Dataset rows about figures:
○ ○ ○ ○ ○ ○ ○

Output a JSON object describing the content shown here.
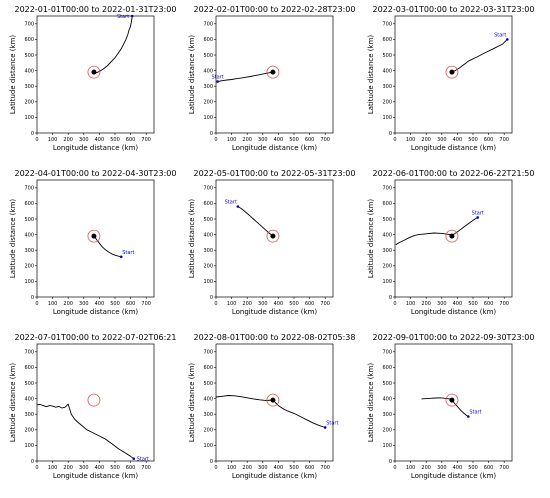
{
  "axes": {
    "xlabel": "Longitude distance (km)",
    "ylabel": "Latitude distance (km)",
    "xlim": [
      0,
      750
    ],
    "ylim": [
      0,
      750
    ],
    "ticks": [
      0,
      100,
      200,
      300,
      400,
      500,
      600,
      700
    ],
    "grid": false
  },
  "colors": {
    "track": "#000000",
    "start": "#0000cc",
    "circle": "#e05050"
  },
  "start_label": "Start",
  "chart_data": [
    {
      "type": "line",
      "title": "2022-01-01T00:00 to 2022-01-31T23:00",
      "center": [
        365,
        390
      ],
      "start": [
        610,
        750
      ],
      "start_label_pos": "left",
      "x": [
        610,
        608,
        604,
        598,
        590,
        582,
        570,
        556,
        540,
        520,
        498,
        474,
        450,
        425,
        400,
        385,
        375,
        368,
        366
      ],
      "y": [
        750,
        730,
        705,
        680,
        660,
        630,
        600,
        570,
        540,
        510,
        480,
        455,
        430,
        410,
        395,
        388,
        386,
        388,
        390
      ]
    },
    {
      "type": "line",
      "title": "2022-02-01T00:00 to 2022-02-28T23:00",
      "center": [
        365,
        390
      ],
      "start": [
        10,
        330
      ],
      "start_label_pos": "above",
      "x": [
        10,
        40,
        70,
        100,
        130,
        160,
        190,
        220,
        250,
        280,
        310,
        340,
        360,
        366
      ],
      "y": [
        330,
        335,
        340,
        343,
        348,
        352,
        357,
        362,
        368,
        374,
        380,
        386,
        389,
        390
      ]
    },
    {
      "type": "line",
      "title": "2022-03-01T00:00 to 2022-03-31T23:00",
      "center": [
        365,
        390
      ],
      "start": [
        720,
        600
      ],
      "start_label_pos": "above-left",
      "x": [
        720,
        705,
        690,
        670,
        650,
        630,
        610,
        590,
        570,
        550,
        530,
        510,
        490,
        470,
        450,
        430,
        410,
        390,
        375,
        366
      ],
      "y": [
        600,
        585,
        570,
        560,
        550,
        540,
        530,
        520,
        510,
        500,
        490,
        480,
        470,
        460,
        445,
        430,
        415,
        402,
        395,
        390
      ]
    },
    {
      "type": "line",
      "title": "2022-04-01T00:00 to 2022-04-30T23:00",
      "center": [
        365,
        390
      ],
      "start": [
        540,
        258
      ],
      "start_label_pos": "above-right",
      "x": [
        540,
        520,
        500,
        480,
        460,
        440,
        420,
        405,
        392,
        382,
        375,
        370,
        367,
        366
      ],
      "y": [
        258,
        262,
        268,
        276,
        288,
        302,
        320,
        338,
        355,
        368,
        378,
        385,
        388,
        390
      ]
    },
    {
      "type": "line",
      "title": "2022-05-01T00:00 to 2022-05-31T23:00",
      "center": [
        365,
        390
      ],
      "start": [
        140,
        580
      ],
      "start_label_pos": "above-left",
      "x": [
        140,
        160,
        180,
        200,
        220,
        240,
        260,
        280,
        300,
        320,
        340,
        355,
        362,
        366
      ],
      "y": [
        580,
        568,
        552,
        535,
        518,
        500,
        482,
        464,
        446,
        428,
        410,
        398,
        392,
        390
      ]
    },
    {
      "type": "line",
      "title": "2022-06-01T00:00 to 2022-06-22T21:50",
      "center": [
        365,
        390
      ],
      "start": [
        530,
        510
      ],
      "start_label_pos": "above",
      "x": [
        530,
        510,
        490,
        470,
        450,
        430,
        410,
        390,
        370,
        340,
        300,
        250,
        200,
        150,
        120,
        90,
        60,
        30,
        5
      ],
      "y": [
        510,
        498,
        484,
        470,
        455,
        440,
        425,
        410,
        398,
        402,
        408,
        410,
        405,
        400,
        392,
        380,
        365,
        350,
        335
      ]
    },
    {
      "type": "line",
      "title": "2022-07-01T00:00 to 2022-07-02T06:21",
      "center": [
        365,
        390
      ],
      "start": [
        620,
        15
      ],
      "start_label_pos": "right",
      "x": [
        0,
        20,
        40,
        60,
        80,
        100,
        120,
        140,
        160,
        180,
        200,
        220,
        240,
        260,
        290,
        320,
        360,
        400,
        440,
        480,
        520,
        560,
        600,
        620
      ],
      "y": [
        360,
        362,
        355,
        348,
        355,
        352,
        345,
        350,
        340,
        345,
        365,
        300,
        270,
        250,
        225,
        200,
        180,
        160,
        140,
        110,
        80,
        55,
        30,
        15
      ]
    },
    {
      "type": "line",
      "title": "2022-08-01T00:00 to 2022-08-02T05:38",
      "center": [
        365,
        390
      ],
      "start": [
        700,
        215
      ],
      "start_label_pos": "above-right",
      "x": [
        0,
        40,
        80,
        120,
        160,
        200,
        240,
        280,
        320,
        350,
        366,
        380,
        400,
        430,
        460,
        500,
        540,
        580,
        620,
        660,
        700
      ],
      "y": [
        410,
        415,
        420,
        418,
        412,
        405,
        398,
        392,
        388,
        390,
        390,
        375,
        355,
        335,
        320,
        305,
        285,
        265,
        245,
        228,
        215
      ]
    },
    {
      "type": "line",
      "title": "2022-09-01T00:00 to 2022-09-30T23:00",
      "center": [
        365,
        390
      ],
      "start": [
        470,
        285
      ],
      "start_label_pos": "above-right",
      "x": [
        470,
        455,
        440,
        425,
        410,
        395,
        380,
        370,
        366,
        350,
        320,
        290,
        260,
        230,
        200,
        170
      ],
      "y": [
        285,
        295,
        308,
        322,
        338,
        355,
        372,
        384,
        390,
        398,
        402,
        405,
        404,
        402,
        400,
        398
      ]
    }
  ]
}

○ ○ ○ ○ ○ ○ ○

Problem description:
List every line above that holds the word "distance".

Final result:
    "xlabel": "Longitude distance (km)",
    "ylabel": "Latitude distance (km)",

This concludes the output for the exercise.